▼

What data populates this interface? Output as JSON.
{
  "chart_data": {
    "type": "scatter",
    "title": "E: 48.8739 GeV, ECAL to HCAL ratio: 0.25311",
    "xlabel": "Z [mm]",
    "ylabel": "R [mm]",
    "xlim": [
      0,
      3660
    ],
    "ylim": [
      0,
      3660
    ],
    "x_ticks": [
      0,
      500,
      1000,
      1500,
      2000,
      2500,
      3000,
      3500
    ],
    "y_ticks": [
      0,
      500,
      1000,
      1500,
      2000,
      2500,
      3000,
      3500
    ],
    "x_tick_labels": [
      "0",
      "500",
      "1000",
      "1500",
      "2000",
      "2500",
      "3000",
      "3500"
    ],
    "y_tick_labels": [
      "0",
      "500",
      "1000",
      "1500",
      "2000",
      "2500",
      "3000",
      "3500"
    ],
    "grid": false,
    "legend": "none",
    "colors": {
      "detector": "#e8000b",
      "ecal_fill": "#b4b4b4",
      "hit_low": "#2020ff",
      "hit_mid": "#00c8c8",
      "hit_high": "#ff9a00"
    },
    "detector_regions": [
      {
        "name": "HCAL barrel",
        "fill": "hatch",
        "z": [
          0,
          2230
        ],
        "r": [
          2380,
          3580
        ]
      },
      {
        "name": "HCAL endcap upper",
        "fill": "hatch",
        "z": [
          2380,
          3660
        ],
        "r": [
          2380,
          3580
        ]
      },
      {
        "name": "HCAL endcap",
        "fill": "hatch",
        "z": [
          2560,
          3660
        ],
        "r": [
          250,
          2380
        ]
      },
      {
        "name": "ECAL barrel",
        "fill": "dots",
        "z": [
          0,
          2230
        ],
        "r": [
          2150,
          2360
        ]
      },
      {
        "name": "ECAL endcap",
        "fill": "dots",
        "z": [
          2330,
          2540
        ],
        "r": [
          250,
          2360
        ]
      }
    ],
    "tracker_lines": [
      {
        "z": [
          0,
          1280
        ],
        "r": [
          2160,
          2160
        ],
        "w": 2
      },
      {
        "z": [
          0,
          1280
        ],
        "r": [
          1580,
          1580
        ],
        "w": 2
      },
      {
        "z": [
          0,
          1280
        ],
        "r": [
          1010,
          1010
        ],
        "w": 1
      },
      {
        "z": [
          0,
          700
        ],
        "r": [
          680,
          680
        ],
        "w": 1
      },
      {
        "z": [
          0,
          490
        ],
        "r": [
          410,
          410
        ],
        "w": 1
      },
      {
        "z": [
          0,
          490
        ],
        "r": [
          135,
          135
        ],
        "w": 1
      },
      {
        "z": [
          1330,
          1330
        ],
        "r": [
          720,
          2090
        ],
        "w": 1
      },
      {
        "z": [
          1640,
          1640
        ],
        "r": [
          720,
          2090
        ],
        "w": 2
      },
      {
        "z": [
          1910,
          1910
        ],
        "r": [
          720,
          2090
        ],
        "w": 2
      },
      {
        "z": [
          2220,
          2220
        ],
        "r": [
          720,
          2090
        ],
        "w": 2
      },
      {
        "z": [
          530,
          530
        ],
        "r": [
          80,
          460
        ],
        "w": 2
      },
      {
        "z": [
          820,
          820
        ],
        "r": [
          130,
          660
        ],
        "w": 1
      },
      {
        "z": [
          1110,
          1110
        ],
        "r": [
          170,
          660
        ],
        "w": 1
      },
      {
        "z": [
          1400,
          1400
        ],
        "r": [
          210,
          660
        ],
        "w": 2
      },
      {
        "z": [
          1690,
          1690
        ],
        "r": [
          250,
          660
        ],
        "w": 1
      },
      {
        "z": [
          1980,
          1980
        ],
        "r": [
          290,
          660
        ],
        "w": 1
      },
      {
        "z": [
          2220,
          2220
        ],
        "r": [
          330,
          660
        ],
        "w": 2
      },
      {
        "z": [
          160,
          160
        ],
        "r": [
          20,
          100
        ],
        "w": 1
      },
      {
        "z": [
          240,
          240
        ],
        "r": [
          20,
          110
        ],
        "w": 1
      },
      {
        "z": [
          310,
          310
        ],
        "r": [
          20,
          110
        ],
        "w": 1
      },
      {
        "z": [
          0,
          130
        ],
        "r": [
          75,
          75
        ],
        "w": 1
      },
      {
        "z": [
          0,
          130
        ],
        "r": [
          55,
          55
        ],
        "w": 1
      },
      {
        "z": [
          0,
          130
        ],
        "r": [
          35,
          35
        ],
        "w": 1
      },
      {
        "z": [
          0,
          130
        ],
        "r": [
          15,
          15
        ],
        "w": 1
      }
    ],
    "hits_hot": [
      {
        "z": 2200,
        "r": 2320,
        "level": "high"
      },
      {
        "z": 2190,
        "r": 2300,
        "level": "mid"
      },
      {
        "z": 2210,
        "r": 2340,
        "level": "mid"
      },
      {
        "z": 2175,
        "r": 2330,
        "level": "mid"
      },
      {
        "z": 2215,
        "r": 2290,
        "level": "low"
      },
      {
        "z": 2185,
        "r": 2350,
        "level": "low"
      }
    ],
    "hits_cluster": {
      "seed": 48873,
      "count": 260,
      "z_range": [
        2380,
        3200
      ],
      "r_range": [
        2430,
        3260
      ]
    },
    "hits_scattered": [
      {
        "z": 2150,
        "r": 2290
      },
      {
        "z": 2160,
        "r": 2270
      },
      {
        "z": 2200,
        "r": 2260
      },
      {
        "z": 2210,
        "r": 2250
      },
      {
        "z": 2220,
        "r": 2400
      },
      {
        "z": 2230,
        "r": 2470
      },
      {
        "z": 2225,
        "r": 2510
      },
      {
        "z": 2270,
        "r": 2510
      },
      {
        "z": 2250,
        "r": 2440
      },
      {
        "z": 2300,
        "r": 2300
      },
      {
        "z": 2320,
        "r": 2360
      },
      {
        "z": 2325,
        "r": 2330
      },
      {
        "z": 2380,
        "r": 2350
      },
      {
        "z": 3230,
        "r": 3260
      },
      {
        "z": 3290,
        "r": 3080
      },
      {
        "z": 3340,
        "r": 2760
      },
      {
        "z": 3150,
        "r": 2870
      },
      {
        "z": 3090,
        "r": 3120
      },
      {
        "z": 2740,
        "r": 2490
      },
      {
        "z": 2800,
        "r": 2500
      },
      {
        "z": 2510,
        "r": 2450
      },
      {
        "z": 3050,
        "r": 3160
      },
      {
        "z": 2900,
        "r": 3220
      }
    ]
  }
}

▲

### TASK GOAL
Make an exact copy of all the data.

### SOLUTION TO THIS EXERCISE
What data populates this interface? Output as JSON.
{
  "chart_data": {
    "type": "scatter",
    "title": "E: 48.8739 GeV, ECAL to HCAL ratio: 0.25311",
    "xlabel": "Z [mm]",
    "ylabel": "R [mm]",
    "xlim": [
      0,
      3660
    ],
    "ylim": [
      0,
      3660
    ],
    "x_ticks": [
      0,
      500,
      1000,
      1500,
      2000,
      2500,
      3000,
      3500
    ],
    "y_ticks": [
      0,
      500,
      1000,
      1500,
      2000,
      2500,
      3000,
      3500
    ],
    "x_tick_labels": [
      "0",
      "500",
      "1000",
      "1500",
      "2000",
      "2500",
      "3000",
      "3500"
    ],
    "y_tick_labels": [
      "0",
      "500",
      "1000",
      "1500",
      "2000",
      "2500",
      "3000",
      "3500"
    ],
    "grid": false,
    "legend": "none",
    "colors": {
      "detector": "#e8000b",
      "ecal_fill": "#b4b4b4",
      "hit_low": "#2020ff",
      "hit_mid": "#00c8c8",
      "hit_high": "#ff9a00"
    },
    "detector_regions": [
      {
        "name": "HCAL barrel",
        "fill": "hatch",
        "z": [
          0,
          2230
        ],
        "r": [
          2380,
          3580
        ]
      },
      {
        "name": "HCAL endcap upper",
        "fill": "hatch",
        "z": [
          2380,
          3660
        ],
        "r": [
          2380,
          3580
        ]
      },
      {
        "name": "HCAL endcap",
        "fill": "hatch",
        "z": [
          2560,
          3660
        ],
        "r": [
          250,
          2380
        ]
      },
      {
        "name": "ECAL barrel",
        "fill": "dots",
        "z": [
          0,
          2230
        ],
        "r": [
          2150,
          2360
        ]
      },
      {
        "name": "ECAL endcap",
        "fill": "dots",
        "z": [
          2330,
          2540
        ],
        "r": [
          250,
          2360
        ]
      }
    ],
    "tracker_lines": [
      {
        "z": [
          0,
          1280
        ],
        "r": [
          2160,
          2160
        ],
        "w": 2
      },
      {
        "z": [
          0,
          1280
        ],
        "r": [
          1580,
          1580
        ],
        "w": 2
      },
      {
        "z": [
          0,
          1280
        ],
        "r": [
          1010,
          1010
        ],
        "w": 1
      },
      {
        "z": [
          0,
          700
        ],
        "r": [
          680,
          680
        ],
        "w": 1
      },
      {
        "z": [
          0,
          490
        ],
        "r": [
          410,
          410
        ],
        "w": 1
      },
      {
        "z": [
          0,
          490
        ],
        "r": [
          135,
          135
        ],
        "w": 1
      },
      {
        "z": [
          1330,
          1330
        ],
        "r": [
          720,
          2090
        ],
        "w": 1
      },
      {
        "z": [
          1640,
          1640
        ],
        "r": [
          720,
          2090
        ],
        "w": 2
      },
      {
        "z": [
          1910,
          1910
        ],
        "r": [
          720,
          2090
        ],
        "w": 2
      },
      {
        "z": [
          2220,
          2220
        ],
        "r": [
          720,
          2090
        ],
        "w": 2
      },
      {
        "z": [
          530,
          530
        ],
        "r": [
          80,
          460
        ],
        "w": 2
      },
      {
        "z": [
          820,
          820
        ],
        "r": [
          130,
          660
        ],
        "w": 1
      },
      {
        "z": [
          1110,
          1110
        ],
        "r": [
          170,
          660
        ],
        "w": 1
      },
      {
        "z": [
          1400,
          1400
        ],
        "r": [
          210,
          660
        ],
        "w": 2
      },
      {
        "z": [
          1690,
          1690
        ],
        "r": [
          250,
          660
        ],
        "w": 1
      },
      {
        "z": [
          1980,
          1980
        ],
        "r": [
          290,
          660
        ],
        "w": 1
      },
      {
        "z": [
          2220,
          2220
        ],
        "r": [
          330,
          660
        ],
        "w": 2
      },
      {
        "z": [
          160,
          160
        ],
        "r": [
          20,
          100
        ],
        "w": 1
      },
      {
        "z": [
          240,
          240
        ],
        "r": [
          20,
          110
        ],
        "w": 1
      },
      {
        "z": [
          310,
          310
        ],
        "r": [
          20,
          110
        ],
        "w": 1
      },
      {
        "z": [
          0,
          130
        ],
        "r": [
          75,
          75
        ],
        "w": 1
      },
      {
        "z": [
          0,
          130
        ],
        "r": [
          55,
          55
        ],
        "w": 1
      },
      {
        "z": [
          0,
          130
        ],
        "r": [
          35,
          35
        ],
        "w": 1
      },
      {
        "z": [
          0,
          130
        ],
        "r": [
          15,
          15
        ],
        "w": 1
      }
    ],
    "hits_hot": [
      {
        "z": 2200,
        "r": 2320,
        "level": "high"
      },
      {
        "z": 2190,
        "r": 2300,
        "level": "mid"
      },
      {
        "z": 2210,
        "r": 2340,
        "level": "mid"
      },
      {
        "z": 2175,
        "r": 2330,
        "level": "mid"
      },
      {
        "z": 2215,
        "r": 2290,
        "level": "low"
      },
      {
        "z": 2185,
        "r": 2350,
        "level": "low"
      }
    ],
    "hits_cluster": {
      "seed": 48873,
      "count": 260,
      "z_range": [
        2380,
        3200
      ],
      "r_range": [
        2430,
        3260
      ]
    },
    "hits_scattered": [
      {
        "z": 2150,
        "r": 2290
      },
      {
        "z": 2160,
        "r": 2270
      },
      {
        "z": 2200,
        "r": 2260
      },
      {
        "z": 2210,
        "r": 2250
      },
      {
        "z": 2220,
        "r": 2400
      },
      {
        "z": 2230,
        "r": 2470
      },
      {
        "z": 2225,
        "r": 2510
      },
      {
        "z": 2270,
        "r": 2510
      },
      {
        "z": 2250,
        "r": 2440
      },
      {
        "z": 2300,
        "r": 2300
      },
      {
        "z": 2320,
        "r": 2360
      },
      {
        "z": 2325,
        "r": 2330
      },
      {
        "z": 2380,
        "r": 2350
      },
      {
        "z": 3230,
        "r": 3260
      },
      {
        "z": 3290,
        "r": 3080
      },
      {
        "z": 3340,
        "r": 2760
      },
      {
        "z": 3150,
        "r": 2870
      },
      {
        "z": 3090,
        "r": 3120
      },
      {
        "z": 2740,
        "r": 2490
      },
      {
        "z": 2800,
        "r": 2500
      },
      {
        "z": 2510,
        "r": 2450
      },
      {
        "z": 3050,
        "r": 3160
      },
      {
        "z": 2900,
        "r": 3220
      }
    ]
  }
}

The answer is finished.